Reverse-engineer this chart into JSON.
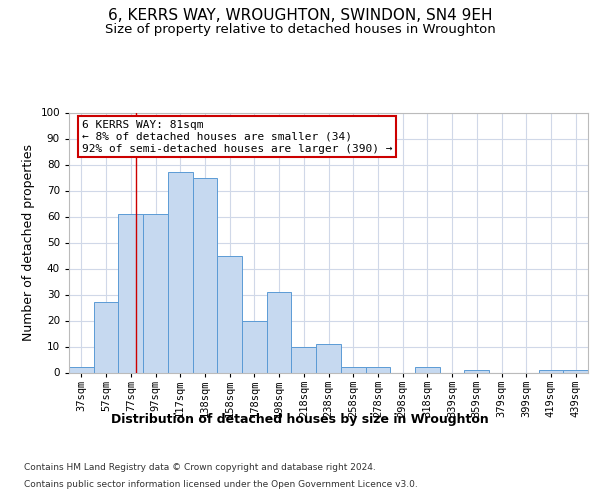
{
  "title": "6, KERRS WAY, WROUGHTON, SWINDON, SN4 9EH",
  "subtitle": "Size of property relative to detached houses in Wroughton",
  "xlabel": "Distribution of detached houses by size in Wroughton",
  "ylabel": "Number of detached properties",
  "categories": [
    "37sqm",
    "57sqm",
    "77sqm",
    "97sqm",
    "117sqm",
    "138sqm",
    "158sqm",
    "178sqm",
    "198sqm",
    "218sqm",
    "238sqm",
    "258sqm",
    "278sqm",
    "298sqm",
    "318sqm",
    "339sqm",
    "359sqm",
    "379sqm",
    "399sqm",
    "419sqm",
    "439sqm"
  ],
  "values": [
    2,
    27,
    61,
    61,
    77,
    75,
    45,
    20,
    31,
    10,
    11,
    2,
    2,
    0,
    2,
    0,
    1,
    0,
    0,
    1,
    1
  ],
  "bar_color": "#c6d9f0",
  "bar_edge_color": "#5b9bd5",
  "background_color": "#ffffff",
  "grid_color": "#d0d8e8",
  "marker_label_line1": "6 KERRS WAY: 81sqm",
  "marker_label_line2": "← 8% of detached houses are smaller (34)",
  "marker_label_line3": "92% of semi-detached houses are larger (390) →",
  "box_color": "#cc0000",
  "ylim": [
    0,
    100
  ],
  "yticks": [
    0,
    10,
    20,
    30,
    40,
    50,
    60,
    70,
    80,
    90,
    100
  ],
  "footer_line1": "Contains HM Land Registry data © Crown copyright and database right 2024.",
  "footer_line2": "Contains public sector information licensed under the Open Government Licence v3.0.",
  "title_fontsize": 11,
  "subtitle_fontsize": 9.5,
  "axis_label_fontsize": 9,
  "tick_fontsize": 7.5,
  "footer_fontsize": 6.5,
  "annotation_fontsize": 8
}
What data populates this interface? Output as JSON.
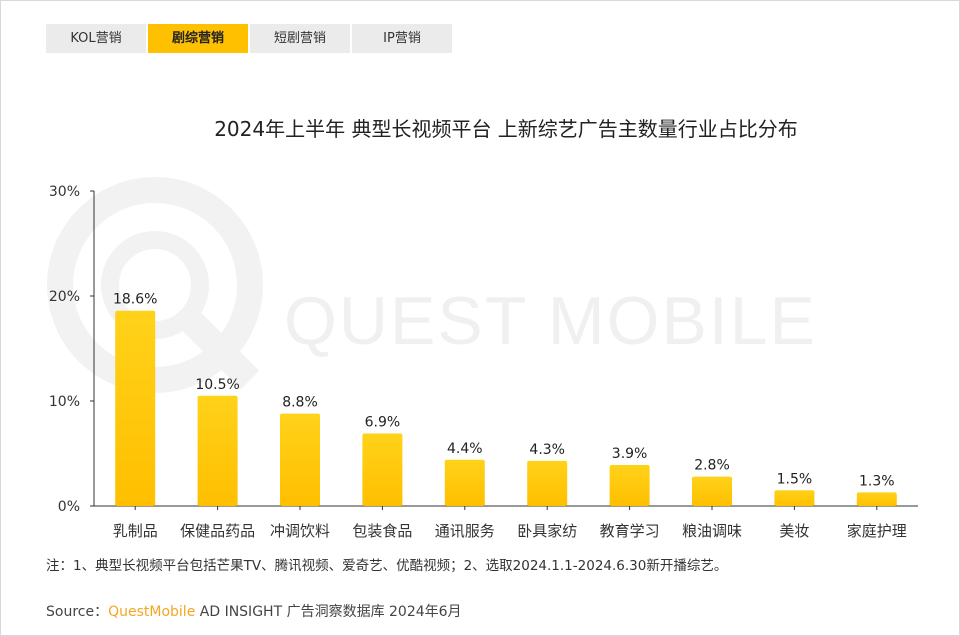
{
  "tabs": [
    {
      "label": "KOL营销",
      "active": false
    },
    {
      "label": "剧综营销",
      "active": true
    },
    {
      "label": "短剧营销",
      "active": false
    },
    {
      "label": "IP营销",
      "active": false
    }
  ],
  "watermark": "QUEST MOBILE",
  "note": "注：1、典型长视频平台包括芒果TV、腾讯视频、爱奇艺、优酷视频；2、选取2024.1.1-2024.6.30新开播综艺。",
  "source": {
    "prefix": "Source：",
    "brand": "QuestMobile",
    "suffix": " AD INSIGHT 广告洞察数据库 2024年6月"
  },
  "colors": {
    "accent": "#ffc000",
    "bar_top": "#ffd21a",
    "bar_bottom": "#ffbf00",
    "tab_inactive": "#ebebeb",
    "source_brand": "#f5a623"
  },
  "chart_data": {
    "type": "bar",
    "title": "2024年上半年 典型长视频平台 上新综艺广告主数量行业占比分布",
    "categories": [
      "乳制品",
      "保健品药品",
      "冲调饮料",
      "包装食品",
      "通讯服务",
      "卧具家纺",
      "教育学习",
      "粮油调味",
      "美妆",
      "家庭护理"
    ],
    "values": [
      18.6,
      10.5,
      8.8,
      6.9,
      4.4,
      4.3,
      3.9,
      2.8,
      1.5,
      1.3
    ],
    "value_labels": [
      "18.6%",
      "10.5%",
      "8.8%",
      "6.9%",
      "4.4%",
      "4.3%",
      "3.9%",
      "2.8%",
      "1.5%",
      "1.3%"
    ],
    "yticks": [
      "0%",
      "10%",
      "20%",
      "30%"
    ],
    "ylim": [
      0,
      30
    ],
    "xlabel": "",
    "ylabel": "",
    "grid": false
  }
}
********
_Written request_
Copy every line in the entries above that has the string "houses" in it.

_Result of this exercise_
  "subtitle": "Size of property relative to detached houses in Wroughton",
  "xlabel": "Distribution of detached houses by size in Wroughton",
  "marker_label_line2": "← 8% of detached houses are smaller (34)",
  "marker_label_line3": "92% of semi-detached houses are larger (390) →",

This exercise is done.